--- Start ---
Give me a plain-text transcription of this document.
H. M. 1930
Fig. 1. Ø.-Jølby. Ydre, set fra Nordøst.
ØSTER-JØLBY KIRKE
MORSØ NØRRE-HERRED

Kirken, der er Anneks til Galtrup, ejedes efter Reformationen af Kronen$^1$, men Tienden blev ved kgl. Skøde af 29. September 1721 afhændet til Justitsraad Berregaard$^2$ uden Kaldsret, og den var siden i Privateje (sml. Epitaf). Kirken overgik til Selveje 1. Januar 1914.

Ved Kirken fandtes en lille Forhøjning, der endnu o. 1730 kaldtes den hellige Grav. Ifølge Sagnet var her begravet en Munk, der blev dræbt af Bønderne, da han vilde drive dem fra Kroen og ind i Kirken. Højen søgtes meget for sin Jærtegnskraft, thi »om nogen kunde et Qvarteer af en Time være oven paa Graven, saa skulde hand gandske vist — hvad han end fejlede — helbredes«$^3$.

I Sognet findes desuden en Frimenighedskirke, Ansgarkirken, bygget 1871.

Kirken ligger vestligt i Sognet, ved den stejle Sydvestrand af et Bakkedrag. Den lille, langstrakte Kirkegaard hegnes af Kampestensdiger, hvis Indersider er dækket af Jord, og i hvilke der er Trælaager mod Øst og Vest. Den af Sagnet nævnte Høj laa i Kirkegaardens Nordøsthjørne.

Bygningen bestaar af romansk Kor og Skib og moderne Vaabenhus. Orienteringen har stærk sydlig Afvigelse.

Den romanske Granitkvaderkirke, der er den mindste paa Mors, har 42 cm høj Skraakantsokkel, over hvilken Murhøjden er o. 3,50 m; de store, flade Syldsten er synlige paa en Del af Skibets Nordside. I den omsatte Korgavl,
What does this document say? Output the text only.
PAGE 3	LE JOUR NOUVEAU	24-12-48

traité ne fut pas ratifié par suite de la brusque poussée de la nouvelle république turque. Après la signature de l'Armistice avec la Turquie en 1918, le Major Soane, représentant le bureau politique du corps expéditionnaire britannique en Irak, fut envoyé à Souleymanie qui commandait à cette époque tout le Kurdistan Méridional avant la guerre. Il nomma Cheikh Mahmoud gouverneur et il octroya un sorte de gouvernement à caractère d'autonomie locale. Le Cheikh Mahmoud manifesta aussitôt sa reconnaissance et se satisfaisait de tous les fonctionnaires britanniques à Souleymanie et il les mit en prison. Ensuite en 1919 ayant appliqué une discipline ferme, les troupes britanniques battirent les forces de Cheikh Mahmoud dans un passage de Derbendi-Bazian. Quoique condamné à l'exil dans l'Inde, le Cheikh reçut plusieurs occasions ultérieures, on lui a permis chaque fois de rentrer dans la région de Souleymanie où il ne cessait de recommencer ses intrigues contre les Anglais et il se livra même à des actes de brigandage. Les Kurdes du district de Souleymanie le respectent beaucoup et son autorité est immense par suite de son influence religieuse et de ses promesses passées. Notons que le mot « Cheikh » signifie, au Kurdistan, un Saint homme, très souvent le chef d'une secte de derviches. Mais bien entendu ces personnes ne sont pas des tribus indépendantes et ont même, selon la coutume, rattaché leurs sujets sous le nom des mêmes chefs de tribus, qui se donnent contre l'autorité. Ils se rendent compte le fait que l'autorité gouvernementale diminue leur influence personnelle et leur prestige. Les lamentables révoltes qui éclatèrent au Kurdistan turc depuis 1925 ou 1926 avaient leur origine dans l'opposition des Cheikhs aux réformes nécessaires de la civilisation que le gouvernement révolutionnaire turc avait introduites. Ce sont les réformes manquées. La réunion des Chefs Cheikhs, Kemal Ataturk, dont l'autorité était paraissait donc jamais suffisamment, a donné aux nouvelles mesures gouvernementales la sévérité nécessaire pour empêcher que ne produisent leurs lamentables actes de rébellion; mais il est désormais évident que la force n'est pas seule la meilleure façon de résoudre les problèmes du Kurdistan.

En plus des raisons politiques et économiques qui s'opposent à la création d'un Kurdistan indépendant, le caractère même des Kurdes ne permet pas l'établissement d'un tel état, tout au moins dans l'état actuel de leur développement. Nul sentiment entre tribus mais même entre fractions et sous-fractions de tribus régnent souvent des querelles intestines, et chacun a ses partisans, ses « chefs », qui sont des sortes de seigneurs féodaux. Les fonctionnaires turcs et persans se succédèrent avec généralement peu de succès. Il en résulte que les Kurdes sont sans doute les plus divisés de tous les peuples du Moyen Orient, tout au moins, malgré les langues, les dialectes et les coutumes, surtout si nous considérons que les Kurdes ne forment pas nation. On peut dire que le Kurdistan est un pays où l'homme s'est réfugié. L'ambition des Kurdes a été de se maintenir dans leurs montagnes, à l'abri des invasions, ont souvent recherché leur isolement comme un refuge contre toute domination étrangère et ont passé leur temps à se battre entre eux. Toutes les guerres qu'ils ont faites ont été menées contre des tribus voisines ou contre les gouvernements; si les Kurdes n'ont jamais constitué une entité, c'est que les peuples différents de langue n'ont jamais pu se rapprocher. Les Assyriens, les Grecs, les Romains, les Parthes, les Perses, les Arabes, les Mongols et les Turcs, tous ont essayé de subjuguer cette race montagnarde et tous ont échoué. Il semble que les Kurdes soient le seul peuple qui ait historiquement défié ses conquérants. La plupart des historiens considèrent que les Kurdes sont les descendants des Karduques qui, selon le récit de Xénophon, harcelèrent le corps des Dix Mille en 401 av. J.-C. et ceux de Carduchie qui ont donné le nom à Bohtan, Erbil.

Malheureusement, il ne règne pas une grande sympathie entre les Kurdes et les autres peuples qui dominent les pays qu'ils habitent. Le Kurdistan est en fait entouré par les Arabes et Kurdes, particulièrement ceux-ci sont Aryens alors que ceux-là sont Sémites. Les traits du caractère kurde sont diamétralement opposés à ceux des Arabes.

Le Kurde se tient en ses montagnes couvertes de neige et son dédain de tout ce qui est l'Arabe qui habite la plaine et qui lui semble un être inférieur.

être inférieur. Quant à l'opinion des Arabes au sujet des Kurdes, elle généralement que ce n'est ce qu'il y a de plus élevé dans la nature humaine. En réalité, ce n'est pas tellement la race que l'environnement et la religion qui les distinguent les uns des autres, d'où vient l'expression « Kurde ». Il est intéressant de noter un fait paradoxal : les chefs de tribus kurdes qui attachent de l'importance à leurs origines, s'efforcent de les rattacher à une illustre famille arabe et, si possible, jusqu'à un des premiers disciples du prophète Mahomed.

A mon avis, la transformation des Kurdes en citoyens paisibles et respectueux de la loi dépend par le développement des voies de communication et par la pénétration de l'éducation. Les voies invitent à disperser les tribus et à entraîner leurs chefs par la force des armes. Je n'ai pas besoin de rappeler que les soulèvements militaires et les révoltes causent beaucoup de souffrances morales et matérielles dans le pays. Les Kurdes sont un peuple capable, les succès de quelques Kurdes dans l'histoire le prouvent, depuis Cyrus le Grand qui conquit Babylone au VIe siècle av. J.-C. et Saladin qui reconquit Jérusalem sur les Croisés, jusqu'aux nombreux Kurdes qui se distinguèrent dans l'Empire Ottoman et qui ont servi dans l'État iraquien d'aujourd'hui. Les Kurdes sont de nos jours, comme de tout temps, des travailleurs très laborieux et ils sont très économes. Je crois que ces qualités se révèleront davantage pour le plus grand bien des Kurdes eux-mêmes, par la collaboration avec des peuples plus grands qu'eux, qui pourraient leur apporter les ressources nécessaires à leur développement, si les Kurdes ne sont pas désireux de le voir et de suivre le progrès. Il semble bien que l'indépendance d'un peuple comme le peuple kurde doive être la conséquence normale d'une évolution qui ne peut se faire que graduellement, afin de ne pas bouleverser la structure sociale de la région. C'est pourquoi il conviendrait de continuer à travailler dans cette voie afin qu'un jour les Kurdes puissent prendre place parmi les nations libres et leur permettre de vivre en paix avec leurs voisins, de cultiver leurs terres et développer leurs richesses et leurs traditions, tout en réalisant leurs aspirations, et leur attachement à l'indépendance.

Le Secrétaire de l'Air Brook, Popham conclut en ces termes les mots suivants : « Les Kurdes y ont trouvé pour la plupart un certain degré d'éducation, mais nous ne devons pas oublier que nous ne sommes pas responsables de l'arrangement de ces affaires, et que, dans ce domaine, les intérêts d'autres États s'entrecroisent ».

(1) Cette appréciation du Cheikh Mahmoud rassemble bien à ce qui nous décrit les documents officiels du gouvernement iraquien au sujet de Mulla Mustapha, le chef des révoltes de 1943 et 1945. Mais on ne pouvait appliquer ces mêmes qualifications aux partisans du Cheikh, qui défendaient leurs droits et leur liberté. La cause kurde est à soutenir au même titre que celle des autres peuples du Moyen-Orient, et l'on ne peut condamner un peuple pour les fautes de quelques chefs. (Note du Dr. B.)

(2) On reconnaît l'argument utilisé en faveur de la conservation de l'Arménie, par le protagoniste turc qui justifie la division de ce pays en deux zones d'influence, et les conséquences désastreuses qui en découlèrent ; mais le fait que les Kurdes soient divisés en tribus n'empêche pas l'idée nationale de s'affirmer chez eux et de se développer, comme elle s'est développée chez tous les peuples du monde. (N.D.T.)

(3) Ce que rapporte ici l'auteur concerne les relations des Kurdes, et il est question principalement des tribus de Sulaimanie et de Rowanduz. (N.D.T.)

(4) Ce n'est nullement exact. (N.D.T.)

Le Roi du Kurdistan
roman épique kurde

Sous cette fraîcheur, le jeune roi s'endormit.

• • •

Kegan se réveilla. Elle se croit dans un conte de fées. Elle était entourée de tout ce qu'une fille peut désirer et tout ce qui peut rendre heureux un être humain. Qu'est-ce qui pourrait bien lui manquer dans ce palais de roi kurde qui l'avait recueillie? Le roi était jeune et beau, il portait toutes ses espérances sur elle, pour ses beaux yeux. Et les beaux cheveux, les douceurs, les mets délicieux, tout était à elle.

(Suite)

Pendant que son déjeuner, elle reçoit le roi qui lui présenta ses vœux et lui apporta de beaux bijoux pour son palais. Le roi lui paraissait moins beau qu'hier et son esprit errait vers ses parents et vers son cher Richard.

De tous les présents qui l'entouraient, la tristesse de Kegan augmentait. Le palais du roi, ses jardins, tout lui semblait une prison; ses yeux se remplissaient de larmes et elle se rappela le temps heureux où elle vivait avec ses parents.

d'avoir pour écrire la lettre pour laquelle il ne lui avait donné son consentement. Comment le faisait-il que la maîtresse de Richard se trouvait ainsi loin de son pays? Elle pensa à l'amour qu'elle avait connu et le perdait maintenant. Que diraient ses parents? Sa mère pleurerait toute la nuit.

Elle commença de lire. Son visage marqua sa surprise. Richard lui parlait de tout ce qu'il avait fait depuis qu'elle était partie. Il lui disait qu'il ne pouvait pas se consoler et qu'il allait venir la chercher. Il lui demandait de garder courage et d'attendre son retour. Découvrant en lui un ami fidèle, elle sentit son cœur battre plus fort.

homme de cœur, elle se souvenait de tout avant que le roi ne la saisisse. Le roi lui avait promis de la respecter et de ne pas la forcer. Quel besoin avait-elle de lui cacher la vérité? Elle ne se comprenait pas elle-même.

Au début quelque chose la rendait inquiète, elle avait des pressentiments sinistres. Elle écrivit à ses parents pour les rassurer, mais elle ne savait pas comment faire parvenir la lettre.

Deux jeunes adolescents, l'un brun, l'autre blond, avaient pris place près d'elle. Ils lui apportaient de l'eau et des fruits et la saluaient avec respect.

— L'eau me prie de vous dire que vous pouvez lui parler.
--- End ---
Exercise goal
Your task is to gather all lines from the entries above that hold the word "text".

Answer to this task
Give me a plain-text transcription of this document.
What does this document say? Output the text only.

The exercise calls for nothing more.